• [Set problem] Determine which lines of the records include the word "post", and copy them.

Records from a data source
————

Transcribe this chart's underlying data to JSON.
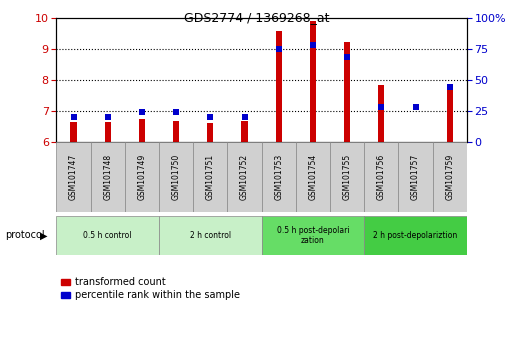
{
  "title": "GDS2774 / 1369268_at",
  "samples": [
    "GSM101747",
    "GSM101748",
    "GSM101749",
    "GSM101750",
    "GSM101751",
    "GSM101752",
    "GSM101753",
    "GSM101754",
    "GSM101755",
    "GSM101756",
    "GSM101757",
    "GSM101759"
  ],
  "transformed_count": [
    6.62,
    6.62,
    6.72,
    6.68,
    6.6,
    6.68,
    9.58,
    9.88,
    9.22,
    7.82,
    6.0,
    7.82
  ],
  "percentile_rank": [
    20,
    20,
    24,
    24,
    20,
    20,
    75,
    78,
    68,
    28,
    28,
    44
  ],
  "ylim_left": [
    6,
    10
  ],
  "ylim_right": [
    0,
    100
  ],
  "yticks_left": [
    6,
    7,
    8,
    9,
    10
  ],
  "yticks_right": [
    0,
    25,
    50,
    75,
    100
  ],
  "bar_color": "#cc0000",
  "dot_color": "#0000cc",
  "protocol_groups": [
    {
      "label": "0.5 h control",
      "start": 0,
      "end": 2,
      "color": "#c8f0c8"
    },
    {
      "label": "2 h control",
      "start": 3,
      "end": 5,
      "color": "#c8f0c8"
    },
    {
      "label": "0.5 h post-depolarization",
      "start": 6,
      "end": 8,
      "color": "#66dd66"
    },
    {
      "label": "2 h post-depolariztion",
      "start": 9,
      "end": 11,
      "color": "#44cc44"
    }
  ],
  "legend_bar_label": "transformed count",
  "legend_dot_label": "percentile rank within the sample",
  "protocol_label": "protocol",
  "tick_label_color_left": "#cc0000",
  "tick_label_color_right": "#0000cc",
  "bar_width": 0.18,
  "dot_size": 22,
  "sample_box_color": "#d0d0d0"
}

————

• [Solution for this problem]
      "label": "0.5 h post-depolarization",
      "label": "2 h post-depolariztion",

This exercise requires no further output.